Data records:
▶

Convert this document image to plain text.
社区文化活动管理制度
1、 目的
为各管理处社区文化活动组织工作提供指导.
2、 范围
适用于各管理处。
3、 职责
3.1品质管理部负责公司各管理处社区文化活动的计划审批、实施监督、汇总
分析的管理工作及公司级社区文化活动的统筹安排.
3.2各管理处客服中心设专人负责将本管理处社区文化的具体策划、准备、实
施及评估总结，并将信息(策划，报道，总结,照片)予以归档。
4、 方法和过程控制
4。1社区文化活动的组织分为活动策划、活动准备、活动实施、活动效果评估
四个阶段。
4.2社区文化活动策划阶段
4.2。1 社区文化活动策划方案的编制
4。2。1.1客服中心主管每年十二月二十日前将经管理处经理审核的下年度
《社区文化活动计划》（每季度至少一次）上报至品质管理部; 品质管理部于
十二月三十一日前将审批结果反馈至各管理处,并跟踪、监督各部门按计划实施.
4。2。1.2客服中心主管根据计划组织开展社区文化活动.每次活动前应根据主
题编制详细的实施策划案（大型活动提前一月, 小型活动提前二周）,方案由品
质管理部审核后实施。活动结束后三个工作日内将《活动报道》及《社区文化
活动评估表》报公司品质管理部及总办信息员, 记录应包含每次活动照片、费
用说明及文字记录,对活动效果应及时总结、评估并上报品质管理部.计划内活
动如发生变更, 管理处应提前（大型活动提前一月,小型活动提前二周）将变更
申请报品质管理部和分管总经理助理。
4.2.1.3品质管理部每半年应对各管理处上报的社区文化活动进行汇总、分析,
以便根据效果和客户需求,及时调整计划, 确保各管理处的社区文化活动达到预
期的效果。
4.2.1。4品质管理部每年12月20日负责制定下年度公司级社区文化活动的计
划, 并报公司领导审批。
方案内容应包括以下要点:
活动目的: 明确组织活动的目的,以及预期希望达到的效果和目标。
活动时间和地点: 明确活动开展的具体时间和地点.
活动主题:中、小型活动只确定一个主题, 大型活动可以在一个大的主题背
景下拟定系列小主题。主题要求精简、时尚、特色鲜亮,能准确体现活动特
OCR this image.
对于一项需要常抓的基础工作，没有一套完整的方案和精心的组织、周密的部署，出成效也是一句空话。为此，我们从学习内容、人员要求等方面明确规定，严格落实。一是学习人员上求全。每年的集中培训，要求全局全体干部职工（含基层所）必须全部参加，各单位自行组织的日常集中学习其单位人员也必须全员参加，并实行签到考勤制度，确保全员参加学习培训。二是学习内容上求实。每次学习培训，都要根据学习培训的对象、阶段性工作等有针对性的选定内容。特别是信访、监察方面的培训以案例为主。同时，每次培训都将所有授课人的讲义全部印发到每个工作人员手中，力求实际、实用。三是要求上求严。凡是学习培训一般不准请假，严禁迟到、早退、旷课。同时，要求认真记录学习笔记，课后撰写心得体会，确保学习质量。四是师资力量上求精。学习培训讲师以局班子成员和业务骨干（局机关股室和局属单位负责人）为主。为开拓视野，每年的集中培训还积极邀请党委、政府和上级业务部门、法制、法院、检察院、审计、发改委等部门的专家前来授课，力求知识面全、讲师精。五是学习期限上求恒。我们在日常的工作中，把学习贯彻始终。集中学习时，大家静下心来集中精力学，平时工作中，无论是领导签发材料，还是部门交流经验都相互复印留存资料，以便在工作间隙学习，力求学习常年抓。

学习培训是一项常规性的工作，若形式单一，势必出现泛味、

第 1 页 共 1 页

◀

What you need to do: Select the lines in this material that hold the word "大型活动提前一月", leaving none out.

The output:
题编制详细的实施策划案（大型活动提前一月, 小型活动提前二周）,方案由品
动如发生变更, 管理处应提前（大型活动提前一月,小型活动提前二周）将变更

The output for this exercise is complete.